Work instructions
Scan the data. Collect each line that contains the word "placement".

* BEGIN Task inputs *

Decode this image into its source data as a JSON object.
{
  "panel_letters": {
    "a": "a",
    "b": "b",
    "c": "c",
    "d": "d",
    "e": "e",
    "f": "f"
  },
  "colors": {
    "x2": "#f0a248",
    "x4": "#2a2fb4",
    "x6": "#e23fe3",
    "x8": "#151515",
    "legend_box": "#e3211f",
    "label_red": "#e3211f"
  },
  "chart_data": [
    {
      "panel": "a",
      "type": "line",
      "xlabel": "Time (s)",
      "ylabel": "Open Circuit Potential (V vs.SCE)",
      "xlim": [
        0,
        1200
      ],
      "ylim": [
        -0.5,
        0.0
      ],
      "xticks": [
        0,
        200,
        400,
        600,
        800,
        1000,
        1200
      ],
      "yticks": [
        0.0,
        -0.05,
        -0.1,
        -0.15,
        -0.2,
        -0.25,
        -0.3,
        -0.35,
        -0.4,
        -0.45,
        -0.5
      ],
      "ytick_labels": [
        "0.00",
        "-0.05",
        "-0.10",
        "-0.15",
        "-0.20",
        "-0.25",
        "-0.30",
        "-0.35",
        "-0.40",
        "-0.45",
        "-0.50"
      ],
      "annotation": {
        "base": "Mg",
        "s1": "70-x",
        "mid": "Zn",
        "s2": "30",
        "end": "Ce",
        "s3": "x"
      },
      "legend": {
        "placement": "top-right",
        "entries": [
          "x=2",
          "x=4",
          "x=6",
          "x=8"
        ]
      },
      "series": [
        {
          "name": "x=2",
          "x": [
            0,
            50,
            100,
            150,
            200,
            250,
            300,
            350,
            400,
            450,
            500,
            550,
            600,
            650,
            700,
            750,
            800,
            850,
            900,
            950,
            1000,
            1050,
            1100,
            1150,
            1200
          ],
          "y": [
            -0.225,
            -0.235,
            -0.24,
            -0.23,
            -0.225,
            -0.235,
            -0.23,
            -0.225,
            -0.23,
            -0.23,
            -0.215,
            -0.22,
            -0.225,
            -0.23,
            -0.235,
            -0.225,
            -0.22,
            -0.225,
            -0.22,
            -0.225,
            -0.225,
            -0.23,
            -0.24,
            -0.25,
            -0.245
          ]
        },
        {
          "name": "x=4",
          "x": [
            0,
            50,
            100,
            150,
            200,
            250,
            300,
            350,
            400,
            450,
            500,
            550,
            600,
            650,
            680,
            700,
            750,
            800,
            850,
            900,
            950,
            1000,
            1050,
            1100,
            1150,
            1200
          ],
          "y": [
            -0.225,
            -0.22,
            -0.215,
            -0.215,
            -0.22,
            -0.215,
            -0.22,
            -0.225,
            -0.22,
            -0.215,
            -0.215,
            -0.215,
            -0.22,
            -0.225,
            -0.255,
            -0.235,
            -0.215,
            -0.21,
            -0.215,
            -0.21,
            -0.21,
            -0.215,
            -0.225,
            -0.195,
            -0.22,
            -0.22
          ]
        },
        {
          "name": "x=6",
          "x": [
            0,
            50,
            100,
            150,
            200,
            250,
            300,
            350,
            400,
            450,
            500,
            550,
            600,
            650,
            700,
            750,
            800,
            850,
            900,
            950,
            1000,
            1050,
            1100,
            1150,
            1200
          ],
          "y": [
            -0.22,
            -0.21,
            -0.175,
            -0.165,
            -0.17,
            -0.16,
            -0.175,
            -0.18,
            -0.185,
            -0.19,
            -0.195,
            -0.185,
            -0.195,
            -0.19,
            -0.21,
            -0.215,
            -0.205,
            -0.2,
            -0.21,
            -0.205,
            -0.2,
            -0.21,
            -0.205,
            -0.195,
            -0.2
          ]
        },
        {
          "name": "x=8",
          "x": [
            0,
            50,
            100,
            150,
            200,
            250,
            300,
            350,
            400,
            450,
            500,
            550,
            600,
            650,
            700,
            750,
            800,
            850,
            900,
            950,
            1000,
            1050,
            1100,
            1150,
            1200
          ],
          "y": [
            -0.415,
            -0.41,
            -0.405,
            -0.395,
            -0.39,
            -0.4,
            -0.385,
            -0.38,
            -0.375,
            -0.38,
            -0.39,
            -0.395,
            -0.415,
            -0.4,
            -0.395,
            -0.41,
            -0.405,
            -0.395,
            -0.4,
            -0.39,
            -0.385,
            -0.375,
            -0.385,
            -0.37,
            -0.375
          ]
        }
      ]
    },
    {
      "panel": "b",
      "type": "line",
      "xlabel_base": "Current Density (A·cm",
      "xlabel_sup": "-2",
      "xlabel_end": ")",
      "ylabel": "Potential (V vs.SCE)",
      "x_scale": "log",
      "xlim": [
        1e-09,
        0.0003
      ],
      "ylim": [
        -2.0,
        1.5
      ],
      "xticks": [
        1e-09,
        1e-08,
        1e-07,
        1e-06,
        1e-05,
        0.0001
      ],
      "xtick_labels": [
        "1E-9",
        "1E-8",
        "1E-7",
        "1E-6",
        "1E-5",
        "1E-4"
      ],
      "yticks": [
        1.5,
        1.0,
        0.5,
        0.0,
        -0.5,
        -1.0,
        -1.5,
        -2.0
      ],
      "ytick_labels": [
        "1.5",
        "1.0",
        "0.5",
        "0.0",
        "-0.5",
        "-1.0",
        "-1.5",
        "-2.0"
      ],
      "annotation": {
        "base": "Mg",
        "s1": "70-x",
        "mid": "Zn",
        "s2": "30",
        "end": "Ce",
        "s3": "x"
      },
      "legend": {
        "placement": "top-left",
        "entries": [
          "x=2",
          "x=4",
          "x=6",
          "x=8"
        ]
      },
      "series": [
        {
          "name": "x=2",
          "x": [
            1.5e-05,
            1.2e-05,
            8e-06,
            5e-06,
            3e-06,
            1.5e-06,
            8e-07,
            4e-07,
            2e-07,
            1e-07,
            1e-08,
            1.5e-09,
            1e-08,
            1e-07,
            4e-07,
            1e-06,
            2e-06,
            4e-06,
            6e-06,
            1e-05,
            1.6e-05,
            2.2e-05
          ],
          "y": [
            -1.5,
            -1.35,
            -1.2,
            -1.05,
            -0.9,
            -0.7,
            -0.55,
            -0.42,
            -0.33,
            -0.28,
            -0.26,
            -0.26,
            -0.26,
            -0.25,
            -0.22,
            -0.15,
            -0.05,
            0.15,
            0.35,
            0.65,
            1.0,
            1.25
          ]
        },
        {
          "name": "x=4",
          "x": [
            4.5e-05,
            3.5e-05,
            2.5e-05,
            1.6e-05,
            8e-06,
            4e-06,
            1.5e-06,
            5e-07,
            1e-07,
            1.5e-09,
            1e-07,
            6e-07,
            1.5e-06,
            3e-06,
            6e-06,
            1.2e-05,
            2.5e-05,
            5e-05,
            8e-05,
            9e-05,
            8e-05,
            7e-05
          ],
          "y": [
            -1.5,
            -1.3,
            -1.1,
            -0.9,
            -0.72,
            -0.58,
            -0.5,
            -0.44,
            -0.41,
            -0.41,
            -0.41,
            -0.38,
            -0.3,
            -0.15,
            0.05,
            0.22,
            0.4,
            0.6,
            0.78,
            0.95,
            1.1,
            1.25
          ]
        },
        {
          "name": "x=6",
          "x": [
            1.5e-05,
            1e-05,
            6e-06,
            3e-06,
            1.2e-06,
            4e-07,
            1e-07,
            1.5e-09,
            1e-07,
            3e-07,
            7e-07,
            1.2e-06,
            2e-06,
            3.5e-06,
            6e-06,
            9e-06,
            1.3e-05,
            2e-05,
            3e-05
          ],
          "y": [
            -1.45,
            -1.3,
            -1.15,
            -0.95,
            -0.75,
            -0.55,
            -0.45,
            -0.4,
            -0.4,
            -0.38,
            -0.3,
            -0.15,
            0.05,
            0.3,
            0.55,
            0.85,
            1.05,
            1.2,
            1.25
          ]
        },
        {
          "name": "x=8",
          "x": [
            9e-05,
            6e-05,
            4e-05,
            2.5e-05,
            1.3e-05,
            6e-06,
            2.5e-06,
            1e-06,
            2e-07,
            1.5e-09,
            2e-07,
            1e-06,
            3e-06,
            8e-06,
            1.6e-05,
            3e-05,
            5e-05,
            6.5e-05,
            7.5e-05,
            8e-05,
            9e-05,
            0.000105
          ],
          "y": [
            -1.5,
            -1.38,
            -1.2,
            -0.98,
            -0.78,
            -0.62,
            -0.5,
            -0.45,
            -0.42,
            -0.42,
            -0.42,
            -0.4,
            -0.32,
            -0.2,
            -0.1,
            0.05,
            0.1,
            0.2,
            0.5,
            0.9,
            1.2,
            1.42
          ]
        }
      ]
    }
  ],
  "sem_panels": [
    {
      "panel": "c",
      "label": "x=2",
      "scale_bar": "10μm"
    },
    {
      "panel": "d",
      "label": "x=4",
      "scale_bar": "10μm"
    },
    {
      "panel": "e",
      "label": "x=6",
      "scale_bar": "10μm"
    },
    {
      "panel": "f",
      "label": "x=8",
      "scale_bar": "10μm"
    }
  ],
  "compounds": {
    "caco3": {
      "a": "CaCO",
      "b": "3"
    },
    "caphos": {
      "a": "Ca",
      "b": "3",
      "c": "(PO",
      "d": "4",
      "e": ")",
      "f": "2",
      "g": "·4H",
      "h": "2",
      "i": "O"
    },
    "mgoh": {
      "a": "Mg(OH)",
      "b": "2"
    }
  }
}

* END Task inputs *

Task response
        "placement": "top-right",
        "placement": "top-left",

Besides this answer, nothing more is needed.